**What is required:**
Spot each line that carries the word "nove"; copy those lines.

**Exercise data:**
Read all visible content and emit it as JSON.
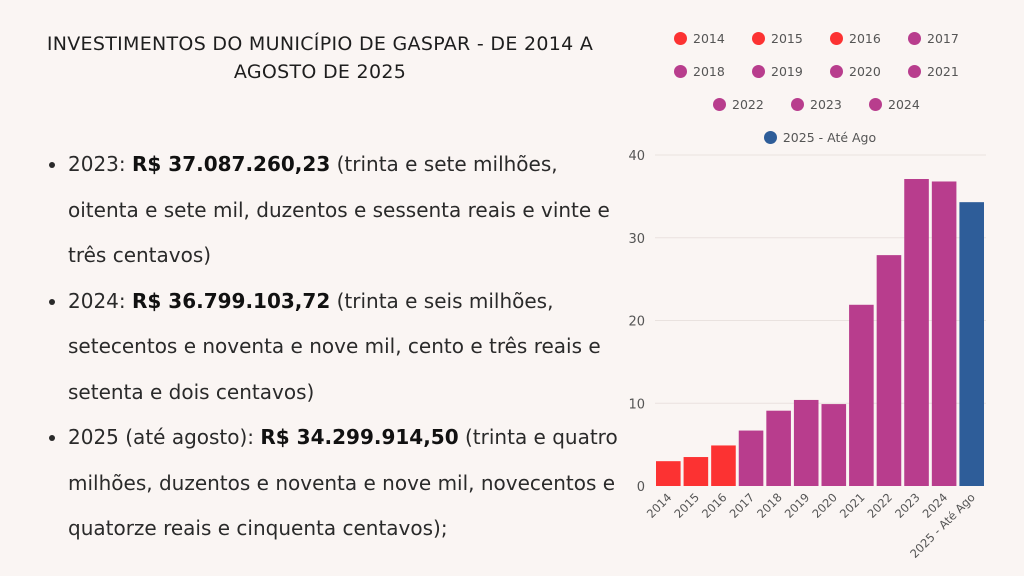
{
  "title": [
    "INVESTIMENTOS DO MUNICÍPIO DE GASPAR - DE 2014 A",
    "AGOSTO DE 2025"
  ],
  "bullets": [
    {
      "prefix": "2023:  ",
      "amount": "R$ 37.087.260,23",
      "text": " (trinta e sete milhões, oitenta e sete mil, duzentos e sessenta reais e vinte e três centavos)"
    },
    {
      "prefix": "2024:  ",
      "amount": "R$ 36.799.103,72",
      "text": " (trinta e seis milhões, setecentos e noventa e nove mil, cento e três reais e setenta e dois centavos)"
    },
    {
      "prefix": "2025 (até agosto): ",
      "amount": "R$ 34.299.914,50",
      "text": " (trinta e quatro milhões, duzentos e noventa e nove mil, novecentos e quatorze reais e cinquenta centavos);"
    }
  ],
  "colors": {
    "red": "#fc3232",
    "purple": "#b83d8d",
    "blue": "#2e5d99"
  },
  "chart_data": {
    "type": "bar",
    "categories": [
      "2014",
      "2015",
      "2016",
      "2017",
      "2018",
      "2019",
      "2020",
      "2021",
      "2022",
      "2023",
      "2024",
      "2025 - Até Ago"
    ],
    "values": [
      3.0,
      3.5,
      4.9,
      6.7,
      9.1,
      10.4,
      9.9,
      21.9,
      27.9,
      37.1,
      36.8,
      34.3
    ],
    "colors": [
      "red",
      "red",
      "red",
      "purple",
      "purple",
      "purple",
      "purple",
      "purple",
      "purple",
      "purple",
      "purple",
      "blue"
    ],
    "ylim": [
      0,
      40
    ],
    "yticks": [
      0,
      10,
      20,
      30,
      40
    ],
    "grid": true,
    "legend_placement": "top",
    "xlabel": "",
    "ylabel": ""
  }
}
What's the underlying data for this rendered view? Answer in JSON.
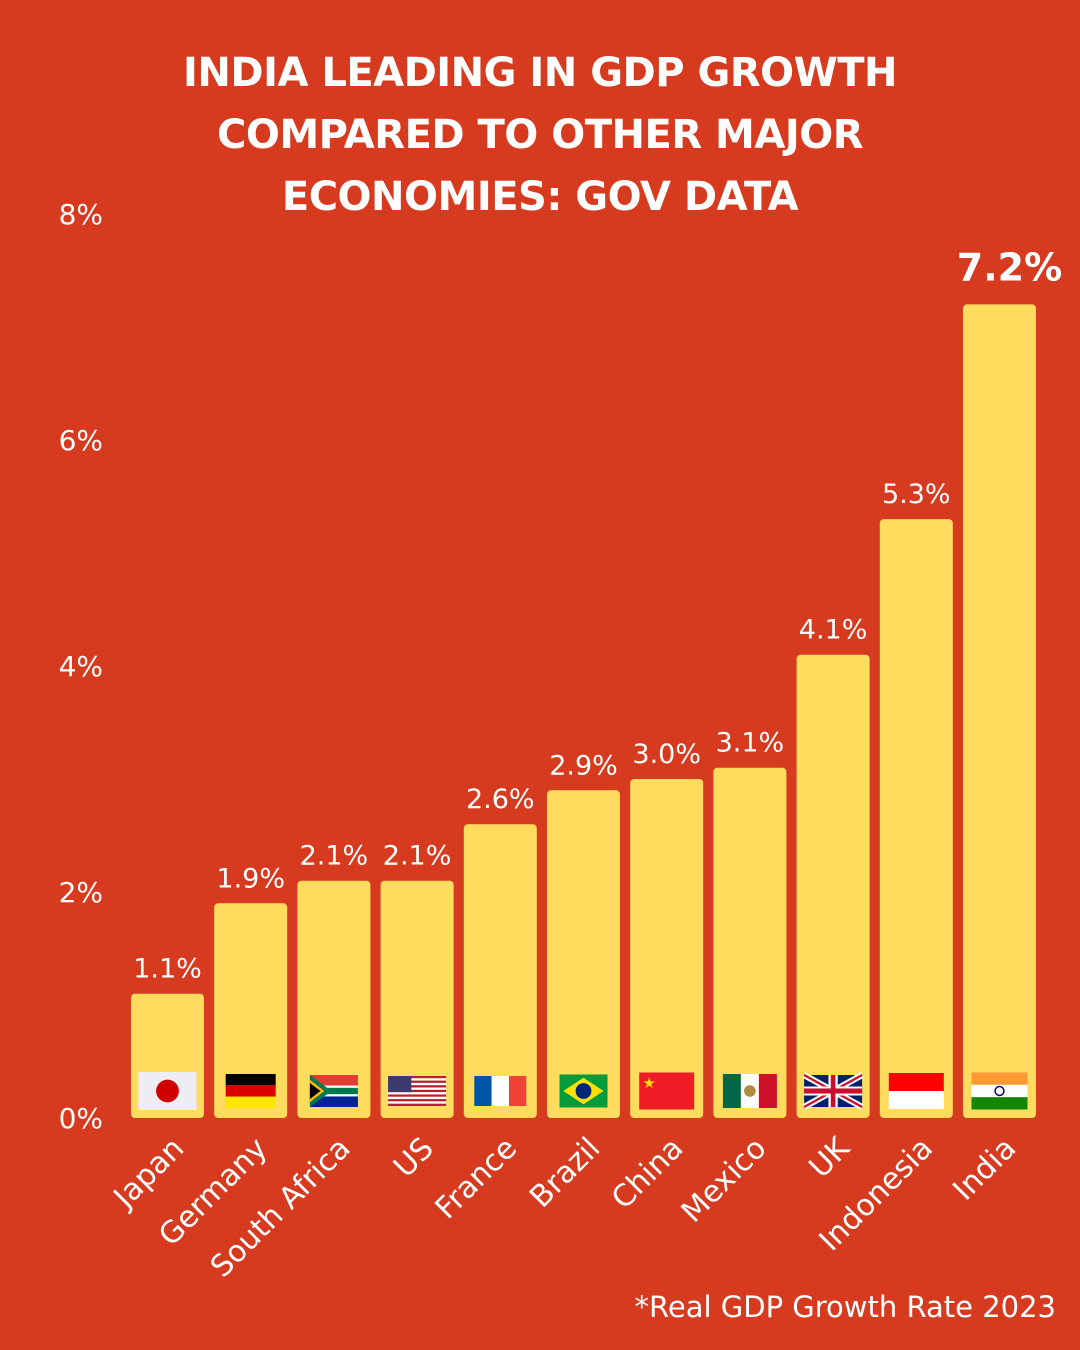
{
  "title_lines": [
    "INDIA LEADING IN GDP GROWTH",
    "COMPARED TO OTHER MAJOR",
    "ECONOMIES: GOV DATA"
  ],
  "footnote": "*Real GDP Growth Rate 2023",
  "colors": {
    "background": "#D63B1F",
    "bar": "#FFDC5E",
    "text": "#FFFFFF"
  },
  "chart_data": {
    "type": "bar",
    "title": "INDIA LEADING IN GDP GROWTH COMPARED TO OTHER MAJOR ECONOMIES: GOV DATA",
    "xlabel": "",
    "ylabel": "",
    "ylim": [
      0,
      8
    ],
    "yticks": [
      0,
      2,
      4,
      6,
      8
    ],
    "ytick_labels": [
      "0%",
      "2%",
      "4%",
      "6%",
      "8%"
    ],
    "grid": false,
    "categories": [
      "Japan",
      "Germany",
      "South Africa",
      "US",
      "France",
      "Brazil",
      "China",
      "Mexico",
      "UK",
      "Indonesia",
      "India"
    ],
    "values": [
      1.1,
      1.9,
      2.1,
      2.1,
      2.6,
      2.9,
      3.0,
      3.1,
      4.1,
      5.3,
      7.2
    ],
    "data_labels": [
      "1.1%",
      "1.9%",
      "2.1%",
      "2.1%",
      "2.6%",
      "2.9%",
      "3.0%",
      "3.1%",
      "4.1%",
      "5.3%",
      "7.2%"
    ],
    "flags": [
      "japan-flag",
      "germany-flag",
      "south-africa-flag",
      "us-flag",
      "france-flag",
      "brazil-flag",
      "china-flag",
      "mexico-flag",
      "uk-flag",
      "indonesia-flag",
      "india-flag"
    ],
    "highlight": "India",
    "annotation": "*Real GDP Growth Rate 2023"
  }
}
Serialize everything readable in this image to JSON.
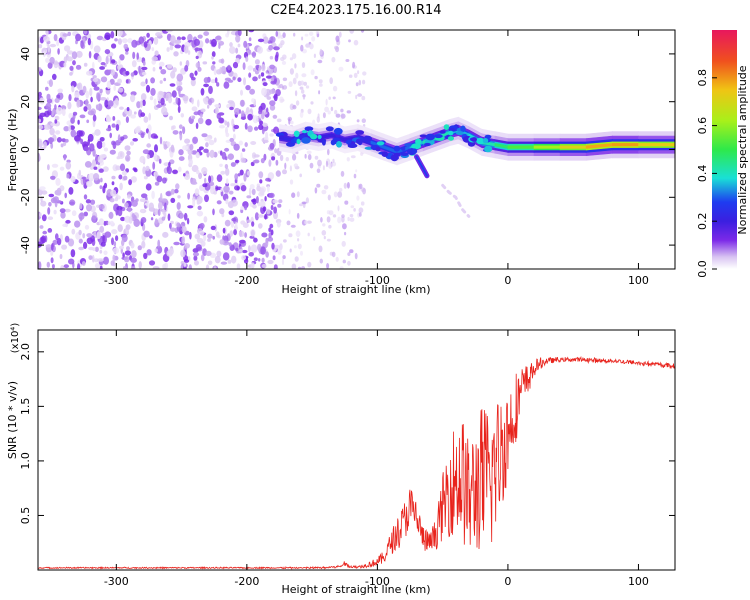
{
  "figure": {
    "title": "C2E4.2023.175.16.00.R14"
  },
  "chart_data": [
    {
      "type": "heatmap",
      "xlabel": "Height of straight line (km)",
      "ylabel": "Frequency (Hz)",
      "xlim": [
        -360,
        128
      ],
      "ylim": [
        -50,
        50
      ],
      "xticks": [
        -300,
        -200,
        -100,
        0,
        100
      ],
      "yticks": [
        -40,
        -20,
        0,
        20,
        40
      ],
      "xtick_labels": [
        "-300",
        "-200",
        "-100",
        "0",
        "100"
      ],
      "ytick_labels": [
        "-40",
        "-20",
        "0",
        "20",
        "40"
      ],
      "colorbar": {
        "label": "Normalized spectral amplitude",
        "range": [
          0,
          1
        ],
        "ticks": [
          0.0,
          0.2,
          0.4,
          0.6,
          0.8
        ],
        "tick_labels": [
          "0.0",
          "0.2",
          "0.4",
          "0.6",
          "0.8"
        ],
        "colormap": [
          "#ffffff",
          "#d9c4f2",
          "#7c2ae8",
          "#3b1fe0",
          "#1e3cf0",
          "#19e0d6",
          "#2ee94a",
          "#a8f01a",
          "#f0c414",
          "#f0501e",
          "#e8175d"
        ]
      },
      "noise_region_x": [
        -360,
        -175
      ],
      "ridge": {
        "x": [
          -175,
          -165,
          -155,
          -145,
          -135,
          -125,
          -115,
          -105,
          -95,
          -85,
          -75,
          -65,
          -55,
          -45,
          -38,
          -30,
          -20,
          -10,
          0,
          20,
          40,
          60,
          80,
          100,
          128
        ],
        "y": [
          5,
          4,
          6,
          5,
          6,
          4,
          5,
          3,
          1,
          -1,
          1,
          3,
          5,
          7,
          8,
          6,
          3,
          2,
          1,
          1,
          1,
          1,
          2,
          2,
          2
        ],
        "amplitude": [
          0.3,
          0.35,
          0.35,
          0.3,
          0.3,
          0.3,
          0.3,
          0.4,
          0.45,
          0.4,
          0.45,
          0.5,
          0.55,
          0.5,
          0.45,
          0.5,
          0.5,
          0.55,
          0.6,
          0.65,
          0.75,
          0.8,
          0.85,
          0.82,
          0.75
        ]
      },
      "branches": [
        {
          "x": [
            -70,
            -65,
            -62
          ],
          "y": [
            -3,
            -8,
            -11
          ]
        },
        {
          "x": [
            -50,
            -45,
            -40,
            -35,
            -30
          ],
          "y": [
            -15,
            -18,
            -20,
            -25,
            -28
          ]
        }
      ]
    },
    {
      "type": "line",
      "xlabel": "Height of straight line (km)",
      "ylabel": "SNR (10 * v/v)",
      "y_multiplier": "(x10⁴)",
      "xlim": [
        -360,
        128
      ],
      "ylim": [
        0,
        2.2
      ],
      "xticks": [
        -300,
        -200,
        -100,
        0,
        100
      ],
      "yticks": [
        0.5,
        1.0,
        1.5,
        2.0
      ],
      "xtick_labels": [
        "-300",
        "-200",
        "-100",
        "0",
        "100"
      ],
      "ytick_labels": [
        "0.5",
        "1.0",
        "1.5",
        "2.0"
      ],
      "color": "#e8231c",
      "series": [
        {
          "x": [
            -360,
            -200,
            -150,
            -130,
            -125,
            -120,
            -115,
            -110,
            -105,
            -100,
            -95,
            -90,
            -85,
            -80,
            -75,
            -70,
            -65,
            -60,
            -55,
            -50,
            -45,
            -40,
            -35,
            -30,
            -25,
            -20,
            -15,
            -10,
            -5,
            0,
            5,
            10,
            15,
            20,
            25,
            30,
            40,
            50,
            60,
            70,
            80,
            90,
            100,
            110,
            120,
            128
          ],
          "y": [
            0.02,
            0.02,
            0.02,
            0.03,
            0.06,
            0.03,
            0.03,
            0.04,
            0.06,
            0.08,
            0.12,
            0.25,
            0.35,
            0.45,
            0.6,
            0.5,
            0.3,
            0.25,
            0.35,
            0.6,
            0.8,
            0.9,
            0.9,
            0.7,
            0.8,
            0.9,
            0.85,
            1.0,
            1.15,
            1.3,
            1.5,
            1.65,
            1.75,
            1.85,
            1.9,
            1.92,
            1.93,
            1.93,
            1.93,
            1.92,
            1.92,
            1.91,
            1.9,
            1.89,
            1.88,
            1.87
          ],
          "noise": [
            0,
            0,
            0.005,
            0.01,
            0.02,
            0.01,
            0.01,
            0.02,
            0.03,
            0.04,
            0.06,
            0.1,
            0.15,
            0.18,
            0.2,
            0.18,
            0.12,
            0.1,
            0.15,
            0.3,
            0.45,
            0.55,
            0.6,
            0.55,
            0.6,
            0.7,
            0.75,
            0.65,
            0.55,
            0.45,
            0.35,
            0.25,
            0.15,
            0.08,
            0.05,
            0.03,
            0.02,
            0.02,
            0.02,
            0.02,
            0.02,
            0.02,
            0.02,
            0.02,
            0.02,
            0.02
          ]
        }
      ]
    }
  ]
}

**Written reply:**
      "text": " (trinta e seis milhões, setecentos e noventa e nove mil, cento e três reais e setenta e dois centavos)"
      "text": " (trinta e quatro milhões, duzentos e noventa e nove mil, novecentos e quatorze reais e cinquenta centavos);"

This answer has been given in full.